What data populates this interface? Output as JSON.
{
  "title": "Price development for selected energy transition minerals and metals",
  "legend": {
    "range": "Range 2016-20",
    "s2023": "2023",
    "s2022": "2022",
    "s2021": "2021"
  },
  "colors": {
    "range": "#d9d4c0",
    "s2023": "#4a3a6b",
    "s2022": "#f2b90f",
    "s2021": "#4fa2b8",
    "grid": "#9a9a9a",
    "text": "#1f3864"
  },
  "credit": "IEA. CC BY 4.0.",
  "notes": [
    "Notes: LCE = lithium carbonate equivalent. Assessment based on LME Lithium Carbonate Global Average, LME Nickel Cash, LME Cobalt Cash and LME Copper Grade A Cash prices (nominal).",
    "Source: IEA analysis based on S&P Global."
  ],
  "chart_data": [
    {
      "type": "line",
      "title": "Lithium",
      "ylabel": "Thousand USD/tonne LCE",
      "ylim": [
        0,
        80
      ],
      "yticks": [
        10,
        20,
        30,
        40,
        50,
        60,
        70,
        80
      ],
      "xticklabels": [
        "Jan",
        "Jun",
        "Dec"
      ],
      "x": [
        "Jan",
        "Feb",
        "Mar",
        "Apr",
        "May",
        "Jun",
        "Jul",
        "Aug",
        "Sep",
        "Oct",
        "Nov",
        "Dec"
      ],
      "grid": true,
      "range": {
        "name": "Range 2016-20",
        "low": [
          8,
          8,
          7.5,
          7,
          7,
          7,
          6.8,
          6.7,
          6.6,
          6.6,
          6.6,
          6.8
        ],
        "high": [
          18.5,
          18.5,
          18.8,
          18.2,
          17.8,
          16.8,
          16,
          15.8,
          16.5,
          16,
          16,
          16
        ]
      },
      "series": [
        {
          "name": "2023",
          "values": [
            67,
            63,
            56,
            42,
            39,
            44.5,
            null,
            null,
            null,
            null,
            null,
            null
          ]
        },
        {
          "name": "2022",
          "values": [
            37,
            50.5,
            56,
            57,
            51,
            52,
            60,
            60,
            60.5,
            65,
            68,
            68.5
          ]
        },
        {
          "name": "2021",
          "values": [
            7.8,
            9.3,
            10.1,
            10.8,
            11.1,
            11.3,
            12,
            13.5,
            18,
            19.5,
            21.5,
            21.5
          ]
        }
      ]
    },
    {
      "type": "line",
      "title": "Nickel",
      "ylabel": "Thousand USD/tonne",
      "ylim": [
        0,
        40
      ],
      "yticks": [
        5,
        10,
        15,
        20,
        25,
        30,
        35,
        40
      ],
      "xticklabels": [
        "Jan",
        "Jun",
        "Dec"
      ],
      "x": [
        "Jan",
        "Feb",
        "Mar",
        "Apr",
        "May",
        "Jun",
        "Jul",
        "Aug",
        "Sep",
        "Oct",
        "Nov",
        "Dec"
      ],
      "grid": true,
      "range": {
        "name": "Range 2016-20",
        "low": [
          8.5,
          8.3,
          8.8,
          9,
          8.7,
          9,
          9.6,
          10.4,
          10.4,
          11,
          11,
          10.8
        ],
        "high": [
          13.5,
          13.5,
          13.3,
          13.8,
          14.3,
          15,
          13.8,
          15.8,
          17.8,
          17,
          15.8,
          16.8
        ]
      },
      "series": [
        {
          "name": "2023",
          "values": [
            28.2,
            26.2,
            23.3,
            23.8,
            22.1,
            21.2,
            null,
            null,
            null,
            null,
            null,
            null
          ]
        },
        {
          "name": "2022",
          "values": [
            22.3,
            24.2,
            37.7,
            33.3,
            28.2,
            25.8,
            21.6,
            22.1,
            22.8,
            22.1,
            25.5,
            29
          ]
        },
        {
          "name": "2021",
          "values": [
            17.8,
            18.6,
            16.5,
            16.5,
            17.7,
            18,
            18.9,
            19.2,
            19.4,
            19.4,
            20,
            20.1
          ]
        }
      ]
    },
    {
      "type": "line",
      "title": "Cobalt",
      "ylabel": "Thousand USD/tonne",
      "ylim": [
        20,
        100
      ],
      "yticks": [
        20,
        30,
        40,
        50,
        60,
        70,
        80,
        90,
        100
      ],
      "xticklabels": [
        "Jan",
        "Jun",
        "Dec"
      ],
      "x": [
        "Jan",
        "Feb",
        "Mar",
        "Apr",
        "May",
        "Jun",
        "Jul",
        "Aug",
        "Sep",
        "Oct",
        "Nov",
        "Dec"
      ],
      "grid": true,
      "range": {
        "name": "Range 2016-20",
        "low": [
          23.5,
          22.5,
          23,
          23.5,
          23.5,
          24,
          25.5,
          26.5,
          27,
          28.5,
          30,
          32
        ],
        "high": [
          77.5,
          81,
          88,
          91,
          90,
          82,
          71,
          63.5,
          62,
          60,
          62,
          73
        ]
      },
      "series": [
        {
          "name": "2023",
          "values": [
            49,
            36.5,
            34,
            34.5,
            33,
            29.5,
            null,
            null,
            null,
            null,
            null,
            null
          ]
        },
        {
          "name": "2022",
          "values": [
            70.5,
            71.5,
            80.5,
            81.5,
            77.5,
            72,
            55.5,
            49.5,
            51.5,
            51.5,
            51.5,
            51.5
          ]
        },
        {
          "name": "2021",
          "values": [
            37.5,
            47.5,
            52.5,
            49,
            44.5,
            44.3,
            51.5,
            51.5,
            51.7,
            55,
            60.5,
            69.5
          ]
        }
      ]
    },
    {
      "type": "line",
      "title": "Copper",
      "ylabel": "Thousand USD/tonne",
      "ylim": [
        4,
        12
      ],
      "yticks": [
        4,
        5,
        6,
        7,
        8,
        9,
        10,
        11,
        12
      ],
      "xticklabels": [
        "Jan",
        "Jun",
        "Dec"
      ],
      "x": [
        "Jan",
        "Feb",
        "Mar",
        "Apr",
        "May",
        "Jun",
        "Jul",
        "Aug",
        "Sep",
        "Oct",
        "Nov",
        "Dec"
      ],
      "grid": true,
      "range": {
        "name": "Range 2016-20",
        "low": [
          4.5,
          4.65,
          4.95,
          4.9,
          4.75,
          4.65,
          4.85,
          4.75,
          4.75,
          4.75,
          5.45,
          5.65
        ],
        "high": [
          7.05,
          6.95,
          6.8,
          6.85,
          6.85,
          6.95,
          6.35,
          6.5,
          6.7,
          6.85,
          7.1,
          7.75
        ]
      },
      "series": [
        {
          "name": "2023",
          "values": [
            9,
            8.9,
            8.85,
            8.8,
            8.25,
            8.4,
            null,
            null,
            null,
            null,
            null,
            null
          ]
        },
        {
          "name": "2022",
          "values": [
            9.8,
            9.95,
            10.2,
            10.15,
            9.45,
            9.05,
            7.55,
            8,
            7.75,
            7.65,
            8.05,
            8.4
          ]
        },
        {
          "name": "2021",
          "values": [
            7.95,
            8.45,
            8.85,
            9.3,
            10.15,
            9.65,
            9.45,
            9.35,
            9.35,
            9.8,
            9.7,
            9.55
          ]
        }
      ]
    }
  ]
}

# # # # # # #

→ Direction
Reproduce every record above exactly as it appears.

→ Worked solution
What data populates this interface? Output as JSON.
{
  "title": "Price development for selected energy transition minerals and metals",
  "legend": {
    "range": "Range 2016-20",
    "s2023": "2023",
    "s2022": "2022",
    "s2021": "2021"
  },
  "colors": {
    "range": "#d9d4c0",
    "s2023": "#4a3a6b",
    "s2022": "#f2b90f",
    "s2021": "#4fa2b8",
    "grid": "#9a9a9a",
    "text": "#1f3864"
  },
  "credit": "IEA. CC BY 4.0.",
  "notes": [
    "Notes: LCE = lithium carbonate equivalent. Assessment based on LME Lithium Carbonate Global Average, LME Nickel Cash, LME Cobalt Cash and LME Copper Grade A Cash prices (nominal).",
    "Source: IEA analysis based on S&P Global."
  ],
  "chart_data": [
    {
      "type": "line",
      "title": "Lithium",
      "ylabel": "Thousand USD/tonne LCE",
      "ylim": [
        0,
        80
      ],
      "yticks": [
        10,
        20,
        30,
        40,
        50,
        60,
        70,
        80
      ],
      "xticklabels": [
        "Jan",
        "Jun",
        "Dec"
      ],
      "x": [
        "Jan",
        "Feb",
        "Mar",
        "Apr",
        "May",
        "Jun",
        "Jul",
        "Aug",
        "Sep",
        "Oct",
        "Nov",
        "Dec"
      ],
      "grid": true,
      "range": {
        "name": "Range 2016-20",
        "low": [
          8,
          8,
          7.5,
          7,
          7,
          7,
          6.8,
          6.7,
          6.6,
          6.6,
          6.6,
          6.8
        ],
        "high": [
          18.5,
          18.5,
          18.8,
          18.2,
          17.8,
          16.8,
          16,
          15.8,
          16.5,
          16,
          16,
          16
        ]
      },
      "series": [
        {
          "name": "2023",
          "values": [
            67,
            63,
            56,
            42,
            39,
            44.5,
            null,
            null,
            null,
            null,
            null,
            null
          ]
        },
        {
          "name": "2022",
          "values": [
            37,
            50.5,
            56,
            57,
            51,
            52,
            60,
            60,
            60.5,
            65,
            68,
            68.5
          ]
        },
        {
          "name": "2021",
          "values": [
            7.8,
            9.3,
            10.1,
            10.8,
            11.1,
            11.3,
            12,
            13.5,
            18,
            19.5,
            21.5,
            21.5
          ]
        }
      ]
    },
    {
      "type": "line",
      "title": "Nickel",
      "ylabel": "Thousand USD/tonne",
      "ylim": [
        0,
        40
      ],
      "yticks": [
        5,
        10,
        15,
        20,
        25,
        30,
        35,
        40
      ],
      "xticklabels": [
        "Jan",
        "Jun",
        "Dec"
      ],
      "x": [
        "Jan",
        "Feb",
        "Mar",
        "Apr",
        "May",
        "Jun",
        "Jul",
        "Aug",
        "Sep",
        "Oct",
        "Nov",
        "Dec"
      ],
      "grid": true,
      "range": {
        "name": "Range 2016-20",
        "low": [
          8.5,
          8.3,
          8.8,
          9,
          8.7,
          9,
          9.6,
          10.4,
          10.4,
          11,
          11,
          10.8
        ],
        "high": [
          13.5,
          13.5,
          13.3,
          13.8,
          14.3,
          15,
          13.8,
          15.8,
          17.8,
          17,
          15.8,
          16.8
        ]
      },
      "series": [
        {
          "name": "2023",
          "values": [
            28.2,
            26.2,
            23.3,
            23.8,
            22.1,
            21.2,
            null,
            null,
            null,
            null,
            null,
            null
          ]
        },
        {
          "name": "2022",
          "values": [
            22.3,
            24.2,
            37.7,
            33.3,
            28.2,
            25.8,
            21.6,
            22.1,
            22.8,
            22.1,
            25.5,
            29
          ]
        },
        {
          "name": "2021",
          "values": [
            17.8,
            18.6,
            16.5,
            16.5,
            17.7,
            18,
            18.9,
            19.2,
            19.4,
            19.4,
            20,
            20.1
          ]
        }
      ]
    },
    {
      "type": "line",
      "title": "Cobalt",
      "ylabel": "Thousand USD/tonne",
      "ylim": [
        20,
        100
      ],
      "yticks": [
        20,
        30,
        40,
        50,
        60,
        70,
        80,
        90,
        100
      ],
      "xticklabels": [
        "Jan",
        "Jun",
        "Dec"
      ],
      "x": [
        "Jan",
        "Feb",
        "Mar",
        "Apr",
        "May",
        "Jun",
        "Jul",
        "Aug",
        "Sep",
        "Oct",
        "Nov",
        "Dec"
      ],
      "grid": true,
      "range": {
        "name": "Range 2016-20",
        "low": [
          23.5,
          22.5,
          23,
          23.5,
          23.5,
          24,
          25.5,
          26.5,
          27,
          28.5,
          30,
          32
        ],
        "high": [
          77.5,
          81,
          88,
          91,
          90,
          82,
          71,
          63.5,
          62,
          60,
          62,
          73
        ]
      },
      "series": [
        {
          "name": "2023",
          "values": [
            49,
            36.5,
            34,
            34.5,
            33,
            29.5,
            null,
            null,
            null,
            null,
            null,
            null
          ]
        },
        {
          "name": "2022",
          "values": [
            70.5,
            71.5,
            80.5,
            81.5,
            77.5,
            72,
            55.5,
            49.5,
            51.5,
            51.5,
            51.5,
            51.5
          ]
        },
        {
          "name": "2021",
          "values": [
            37.5,
            47.5,
            52.5,
            49,
            44.5,
            44.3,
            51.5,
            51.5,
            51.7,
            55,
            60.5,
            69.5
          ]
        }
      ]
    },
    {
      "type": "line",
      "title": "Copper",
      "ylabel": "Thousand USD/tonne",
      "ylim": [
        4,
        12
      ],
      "yticks": [
        4,
        5,
        6,
        7,
        8,
        9,
        10,
        11,
        12
      ],
      "xticklabels": [
        "Jan",
        "Jun",
        "Dec"
      ],
      "x": [
        "Jan",
        "Feb",
        "Mar",
        "Apr",
        "May",
        "Jun",
        "Jul",
        "Aug",
        "Sep",
        "Oct",
        "Nov",
        "Dec"
      ],
      "grid": true,
      "range": {
        "name": "Range 2016-20",
        "low": [
          4.5,
          4.65,
          4.95,
          4.9,
          4.75,
          4.65,
          4.85,
          4.75,
          4.75,
          4.75,
          5.45,
          5.65
        ],
        "high": [
          7.05,
          6.95,
          6.8,
          6.85,
          6.85,
          6.95,
          6.35,
          6.5,
          6.7,
          6.85,
          7.1,
          7.75
        ]
      },
      "series": [
        {
          "name": "2023",
          "values": [
            9,
            8.9,
            8.85,
            8.8,
            8.25,
            8.4,
            null,
            null,
            null,
            null,
            null,
            null
          ]
        },
        {
          "name": "2022",
          "values": [
            9.8,
            9.95,
            10.2,
            10.15,
            9.45,
            9.05,
            7.55,
            8,
            7.75,
            7.65,
            8.05,
            8.4
          ]
        },
        {
          "name": "2021",
          "values": [
            7.95,
            8.45,
            8.85,
            9.3,
            10.15,
            9.65,
            9.45,
            9.35,
            9.35,
            9.8,
            9.7,
            9.55
          ]
        }
      ]
    }
  ]
}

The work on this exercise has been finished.